# [Tâches à réaliser]
A - Les affirmations suivantes concordent-elles avec l'article sur l'emploi des Tunisiens en Algérie ? Pour chacune, répondez par oui ou par non en citant exactement les mots décisifs du texte : (i) La convention de libre circulation a été signée en 1960. (ii) La tendance des départs de Tunisiens vers l'Algérie a commencé en 2017. (iii) Le régime de Ben Ali a suspendu officiellement la convention.
B - Recopiez le passage de l'article sur l'emploi des Tunisiens en Algérie qui part de "Publié le 22" et va jusqu'à "Algériens en Tunisie.", en remplaçant "frontière" par "limite".
C - Rédigez la suite de l'article sur l'emploi des Tunisiens en Algérie, à partir de sa dernière phrase.

# [Texte]
Emploi : les Tunisiens, recrues de choix pour l’Algérie

Ils sont de plus en plus nombreux à partir travailler de l’autre côté de la frontière. Si Alger est également confronté au chômage, autorités et employeurs apprécient les profils spécialisés du pays voisin.

L’Algérie attire les travailleurs tunisien et réciproquement. © CC0 Public Domain

L’Algérie attire les travailleurs tunisien et réciproquement. © CC0 Public Domain

Publié le 22 juin 2017 Lecture : 3 minutes.

Aux yeux des travailleurs tunisiens, l’attractivité de l’Algérie grandit. Ils sont de plus en plus nombreux à passer la frontière pour y trouver un emploi. Une tendance amorcée en 2014, au moment de la réactivation de la convention de libre circulation entre les deux pays. Signée en 1960, mais suspendue de manière officieuse par le régime de Ben Ali durant la décennie noire des années 1990, celle-ci permet à nouveau officiellement aux Tunisiens de travailler en Algérie, ou d’y installer des entreprises, sans tracasseries administratives, et inversement pour les Algériens en Tunisie.

# [Liste fournie]

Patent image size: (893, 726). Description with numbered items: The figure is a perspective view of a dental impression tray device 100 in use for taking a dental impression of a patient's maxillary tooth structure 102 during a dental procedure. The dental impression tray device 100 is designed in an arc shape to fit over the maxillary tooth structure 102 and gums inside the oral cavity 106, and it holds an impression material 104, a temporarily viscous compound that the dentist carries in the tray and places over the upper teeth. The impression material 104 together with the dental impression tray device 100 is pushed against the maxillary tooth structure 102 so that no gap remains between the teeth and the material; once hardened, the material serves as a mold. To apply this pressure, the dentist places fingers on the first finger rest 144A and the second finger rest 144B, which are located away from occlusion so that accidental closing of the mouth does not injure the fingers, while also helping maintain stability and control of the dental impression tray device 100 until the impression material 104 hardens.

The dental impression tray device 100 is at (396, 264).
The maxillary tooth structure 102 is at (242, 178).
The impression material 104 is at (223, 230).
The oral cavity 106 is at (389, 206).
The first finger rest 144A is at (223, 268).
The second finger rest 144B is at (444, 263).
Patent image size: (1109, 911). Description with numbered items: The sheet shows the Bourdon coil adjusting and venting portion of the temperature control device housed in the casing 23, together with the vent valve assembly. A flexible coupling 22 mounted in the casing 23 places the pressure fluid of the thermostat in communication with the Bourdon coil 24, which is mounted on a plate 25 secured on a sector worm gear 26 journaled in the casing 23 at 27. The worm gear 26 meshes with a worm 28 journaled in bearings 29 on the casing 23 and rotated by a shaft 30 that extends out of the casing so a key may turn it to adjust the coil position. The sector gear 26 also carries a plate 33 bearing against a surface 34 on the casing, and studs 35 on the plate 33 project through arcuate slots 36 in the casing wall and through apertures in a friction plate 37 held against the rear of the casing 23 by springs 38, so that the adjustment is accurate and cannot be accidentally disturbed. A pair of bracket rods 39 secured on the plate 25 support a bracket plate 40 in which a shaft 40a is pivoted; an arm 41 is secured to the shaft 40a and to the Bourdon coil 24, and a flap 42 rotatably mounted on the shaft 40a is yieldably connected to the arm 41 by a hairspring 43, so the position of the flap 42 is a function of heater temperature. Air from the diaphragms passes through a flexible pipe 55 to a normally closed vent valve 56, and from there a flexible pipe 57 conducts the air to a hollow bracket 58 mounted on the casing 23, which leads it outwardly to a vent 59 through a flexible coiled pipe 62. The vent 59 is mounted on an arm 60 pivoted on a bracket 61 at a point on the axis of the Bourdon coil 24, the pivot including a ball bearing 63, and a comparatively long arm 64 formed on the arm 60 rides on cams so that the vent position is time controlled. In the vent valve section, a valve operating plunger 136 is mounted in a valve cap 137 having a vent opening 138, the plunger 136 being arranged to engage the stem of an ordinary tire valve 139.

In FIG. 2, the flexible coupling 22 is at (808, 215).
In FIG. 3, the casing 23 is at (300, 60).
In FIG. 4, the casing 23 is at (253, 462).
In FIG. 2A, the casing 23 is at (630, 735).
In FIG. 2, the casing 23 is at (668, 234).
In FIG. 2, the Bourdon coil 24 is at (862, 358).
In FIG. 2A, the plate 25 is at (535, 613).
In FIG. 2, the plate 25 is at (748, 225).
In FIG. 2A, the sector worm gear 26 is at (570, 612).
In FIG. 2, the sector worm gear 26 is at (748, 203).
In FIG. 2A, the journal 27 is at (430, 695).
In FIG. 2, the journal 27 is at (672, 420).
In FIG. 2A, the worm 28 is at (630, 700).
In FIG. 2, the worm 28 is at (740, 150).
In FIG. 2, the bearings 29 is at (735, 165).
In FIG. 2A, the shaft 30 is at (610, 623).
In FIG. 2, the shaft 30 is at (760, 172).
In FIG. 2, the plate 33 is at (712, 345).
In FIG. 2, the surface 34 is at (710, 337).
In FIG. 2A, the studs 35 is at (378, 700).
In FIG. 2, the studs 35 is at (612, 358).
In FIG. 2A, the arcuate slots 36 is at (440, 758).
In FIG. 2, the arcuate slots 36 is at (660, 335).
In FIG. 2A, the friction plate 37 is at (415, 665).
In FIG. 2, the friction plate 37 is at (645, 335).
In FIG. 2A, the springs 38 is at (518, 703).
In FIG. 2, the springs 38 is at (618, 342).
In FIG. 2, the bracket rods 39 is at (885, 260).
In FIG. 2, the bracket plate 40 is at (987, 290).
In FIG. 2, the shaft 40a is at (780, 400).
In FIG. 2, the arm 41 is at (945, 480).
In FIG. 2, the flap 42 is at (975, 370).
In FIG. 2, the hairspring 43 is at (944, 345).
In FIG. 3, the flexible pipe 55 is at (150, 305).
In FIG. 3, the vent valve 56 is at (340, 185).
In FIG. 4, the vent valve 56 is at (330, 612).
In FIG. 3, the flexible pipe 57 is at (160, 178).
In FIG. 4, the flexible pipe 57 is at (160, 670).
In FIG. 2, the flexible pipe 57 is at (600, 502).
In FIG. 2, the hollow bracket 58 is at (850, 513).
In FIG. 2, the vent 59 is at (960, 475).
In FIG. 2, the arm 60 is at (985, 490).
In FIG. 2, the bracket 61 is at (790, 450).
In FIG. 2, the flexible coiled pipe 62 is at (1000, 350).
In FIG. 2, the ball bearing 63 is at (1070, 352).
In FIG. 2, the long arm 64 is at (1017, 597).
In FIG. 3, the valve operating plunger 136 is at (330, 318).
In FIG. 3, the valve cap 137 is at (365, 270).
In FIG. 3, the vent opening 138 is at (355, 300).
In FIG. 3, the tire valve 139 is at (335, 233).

# [Résultats attendus]
A -
(i) Oui : « Signée en 1960 ».
(ii) Non : « Une tendance amorcée en 2014 ».
(iii) Non : « suspendue de manière officieuse par le régime de Ben Ali ».

B -
Publié le 22 juin 2017 Lecture : 3 minutes.

Aux yeux des travailleurs tunisiens, l’attractivité de l’Algérie grandit. Ils sont de plus en plus nombreux à passer la limite pour y trouver un emploi. Une tendance amorcée en 2014, au moment de la réactivation de la convention de libre circulation entre les deux pays. Signée en 1960, mais suspendue de manière officieuse par le régime de Ben Ali durant la décennie noire des années 1990, celle-ci permet à nouveau officiellement aux Tunisiens de travailler en Algérie, ou d’y installer des entreprises, sans tracasseries administratives, et inversement pour les Algériens en Tunisie.

C -
Les tunisiens préféraient la Libye, le Moyen-Orient et l’Union européenne

« Malgré une proximité culturelle, des similitudes de mode de vie, l’Algérie n’était initialement pas la première destination des Tunisiens à l’étranger en ce qui concerne l’emploi. Ces derniers préféraient la Libye, le Moyen-Orient et l’Union européenne, rappelle Sarra Hanafi, juriste consultante pour le Bureau international du travail (BIT) à Tunis. Mais la conjoncture géopolitique régionale, les effets de la crise économique en Europe et la chute des cours du pétrole ont rendu difficile la migration économique vers ces zones, et changé la donne. » À cause du conflit libyen, qui perdure depuis 2011, l’embauche de la main-d’œuvre tunisienne à Tripoli s’est tarie. Et celle-ci est revenue au pays grossir les rangs des quelque 350 000 chômeurs.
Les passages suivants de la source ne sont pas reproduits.